Task details: Return the entries below in their exact form, leaving the pictures out.

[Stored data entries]
<<<<

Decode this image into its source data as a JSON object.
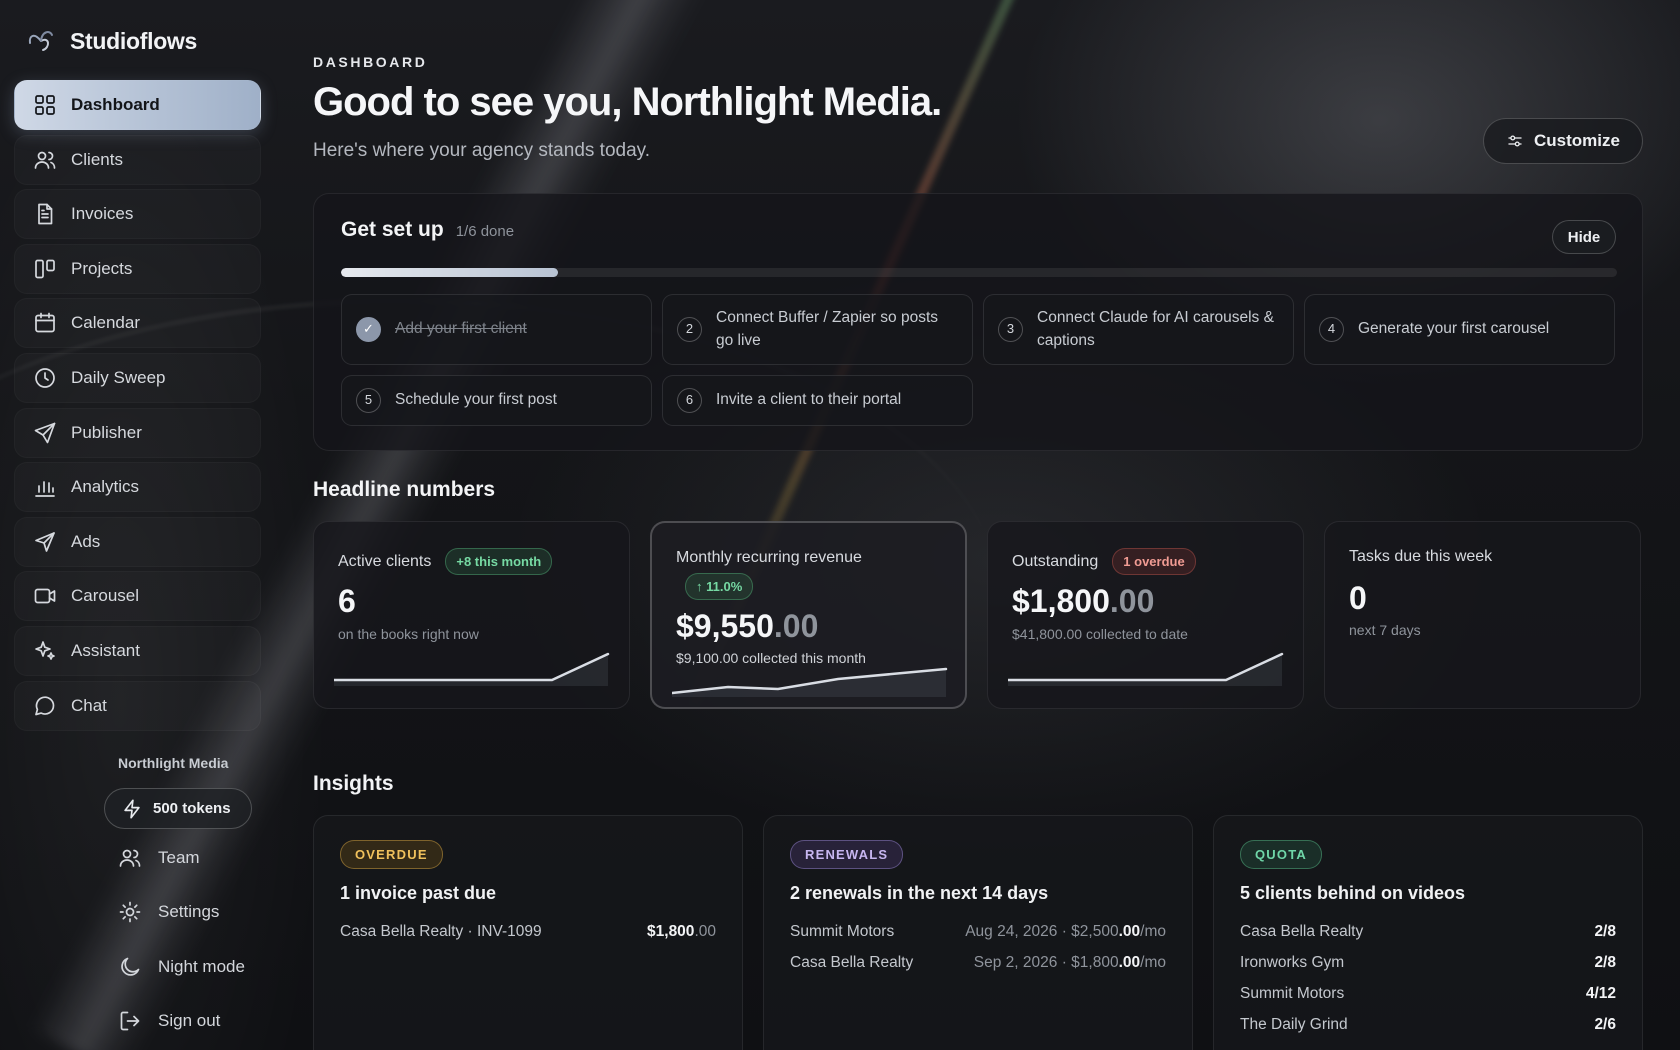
{
  "brand": {
    "name": "Studioflows"
  },
  "sidebar": {
    "items": [
      {
        "label": "Dashboard",
        "icon": "grid-icon",
        "active": true
      },
      {
        "label": "Clients",
        "icon": "users-icon"
      },
      {
        "label": "Invoices",
        "icon": "document-icon"
      },
      {
        "label": "Projects",
        "icon": "columns-icon"
      },
      {
        "label": "Calendar",
        "icon": "calendar-icon"
      },
      {
        "label": "Daily Sweep",
        "icon": "clock-icon"
      },
      {
        "label": "Publisher",
        "icon": "send-icon"
      },
      {
        "label": "Analytics",
        "icon": "bar-chart-icon"
      },
      {
        "label": "Ads",
        "icon": "navigation-icon"
      },
      {
        "label": "Carousel",
        "icon": "video-icon"
      },
      {
        "label": "Assistant",
        "icon": "sparkle-icon"
      },
      {
        "label": "Chat",
        "icon": "chat-bubble-icon"
      }
    ],
    "org_name": "Northlight Media",
    "tokens_label": "500 tokens",
    "footer": {
      "team": "Team",
      "settings": "Settings",
      "night_mode": "Night mode",
      "sign_out": "Sign out"
    }
  },
  "header": {
    "eyebrow": "DASHBOARD",
    "title": "Good to see you, Northlight Media.",
    "subtitle": "Here's where your agency stands today.",
    "customize_label": "Customize"
  },
  "setup": {
    "title": "Get set up",
    "count": "1/6 done",
    "hide_label": "Hide",
    "progress": 0.17,
    "steps": [
      {
        "num": "✓",
        "text": "Add your first client",
        "done": true
      },
      {
        "num": "2",
        "text": "Connect Buffer / Zapier so posts go live"
      },
      {
        "num": "3",
        "text": "Connect Claude for AI carousels & captions"
      },
      {
        "num": "4",
        "text": "Generate your first carousel"
      },
      {
        "num": "5",
        "text": "Schedule your first post"
      },
      {
        "num": "6",
        "text": "Invite a client to their portal"
      }
    ]
  },
  "headline": {
    "title": "Headline numbers",
    "cards": [
      {
        "label": "Active clients",
        "badge": "+8 this month",
        "value": "6",
        "cents": "",
        "sub": "on the books right now"
      },
      {
        "label": "Monthly recurring revenue",
        "badge": "↑ 11.0%",
        "value": "$9,550",
        "cents": ".00",
        "sub": "$9,100.00 collected this month"
      },
      {
        "label": "Outstanding",
        "badge": "1 overdue",
        "value": "$1,800",
        "cents": ".00",
        "sub": "$41,800.00 collected to date"
      },
      {
        "label": "Tasks due this week",
        "badge": "",
        "value": "0",
        "cents": "",
        "sub": "next 7 days"
      }
    ]
  },
  "insights": {
    "title": "Insights",
    "cards": [
      {
        "tag": "OVERDUE",
        "title": "1 invoice past due",
        "rows": [
          {
            "left": "Casa Bella Realty · INV-1099",
            "amount": "$1,800",
            "cents": ".00"
          }
        ]
      },
      {
        "tag": "RENEWALS",
        "title": "2 renewals in the next 14 days",
        "rows": [
          {
            "left": "Summit Motors",
            "date": "Aug 24, 2026 · $2,500",
            "cents": ".00",
            "suffix": "/mo"
          },
          {
            "left": "Casa Bella Realty",
            "date": "Sep 2, 2026 · $1,800",
            "cents": ".00",
            "suffix": "/mo"
          }
        ]
      },
      {
        "tag": "QUOTA",
        "title": "5 clients behind on videos",
        "rows": [
          {
            "left": "Casa Bella Realty",
            "right": "2/8"
          },
          {
            "left": "Ironworks Gym",
            "right": "2/8"
          },
          {
            "left": "Summit Motors",
            "right": "4/12"
          },
          {
            "left": "The Daily Grind",
            "right": "2/6"
          }
        ]
      }
    ]
  }
}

>>>>

Output:
Decode this image into its source data as a JSON object.
{
  "brand": {
    "name": "Studioflows"
  },
  "sidebar": {
    "items": [
      {
        "label": "Dashboard",
        "icon": "grid-icon",
        "active": true
      },
      {
        "label": "Clients",
        "icon": "users-icon"
      },
      {
        "label": "Invoices",
        "icon": "document-icon"
      },
      {
        "label": "Projects",
        "icon": "columns-icon"
      },
      {
        "label": "Calendar",
        "icon": "calendar-icon"
      },
      {
        "label": "Daily Sweep",
        "icon": "clock-icon"
      },
      {
        "label": "Publisher",
        "icon": "send-icon"
      },
      {
        "label": "Analytics",
        "icon": "bar-chart-icon"
      },
      {
        "label": "Ads",
        "icon": "navigation-icon"
      },
      {
        "label": "Carousel",
        "icon": "video-icon"
      },
      {
        "label": "Assistant",
        "icon": "sparkle-icon"
      },
      {
        "label": "Chat",
        "icon": "chat-bubble-icon"
      }
    ],
    "org_name": "Northlight Media",
    "tokens_label": "500 tokens",
    "footer": {
      "team": "Team",
      "settings": "Settings",
      "night_mode": "Night mode",
      "sign_out": "Sign out"
    }
  },
  "header": {
    "eyebrow": "DASHBOARD",
    "title": "Good to see you, Northlight Media.",
    "subtitle": "Here's where your agency stands today.",
    "customize_label": "Customize"
  },
  "setup": {
    "title": "Get set up",
    "count": "1/6 done",
    "hide_label": "Hide",
    "progress": 0.17,
    "steps": [
      {
        "num": "✓",
        "text": "Add your first client",
        "done": true
      },
      {
        "num": "2",
        "text": "Connect Buffer / Zapier so posts go live"
      },
      {
        "num": "3",
        "text": "Connect Claude for AI carousels & captions"
      },
      {
        "num": "4",
        "text": "Generate your first carousel"
      },
      {
        "num": "5",
        "text": "Schedule your first post"
      },
      {
        "num": "6",
        "text": "Invite a client to their portal"
      }
    ]
  },
  "headline": {
    "title": "Headline numbers",
    "cards": [
      {
        "label": "Active clients",
        "badge": "+8 this month",
        "value": "6",
        "cents": "",
        "sub": "on the books right now"
      },
      {
        "label": "Monthly recurring revenue",
        "badge": "↑ 11.0%",
        "value": "$9,550",
        "cents": ".00",
        "sub": "$9,100.00 collected this month"
      },
      {
        "label": "Outstanding",
        "badge": "1 overdue",
        "value": "$1,800",
        "cents": ".00",
        "sub": "$41,800.00 collected to date"
      },
      {
        "label": "Tasks due this week",
        "badge": "",
        "value": "0",
        "cents": "",
        "sub": "next 7 days"
      }
    ]
  },
  "insights": {
    "title": "Insights",
    "cards": [
      {
        "tag": "OVERDUE",
        "title": "1 invoice past due",
        "rows": [
          {
            "left": "Casa Bella Realty · INV-1099",
            "amount": "$1,800",
            "cents": ".00"
          }
        ]
      },
      {
        "tag": "RENEWALS",
        "title": "2 renewals in the next 14 days",
        "rows": [
          {
            "left": "Summit Motors",
            "date": "Aug 24, 2026 · $2,500",
            "cents": ".00",
            "suffix": "/mo"
          },
          {
            "left": "Casa Bella Realty",
            "date": "Sep 2, 2026 · $1,800",
            "cents": ".00",
            "suffix": "/mo"
          }
        ]
      },
      {
        "tag": "QUOTA",
        "title": "5 clients behind on videos",
        "rows": [
          {
            "left": "Casa Bella Realty",
            "right": "2/8"
          },
          {
            "left": "Ironworks Gym",
            "right": "2/8"
          },
          {
            "left": "Summit Motors",
            "right": "4/12"
          },
          {
            "left": "The Daily Grind",
            "right": "2/6"
          }
        ]
      }
    ]
  }
}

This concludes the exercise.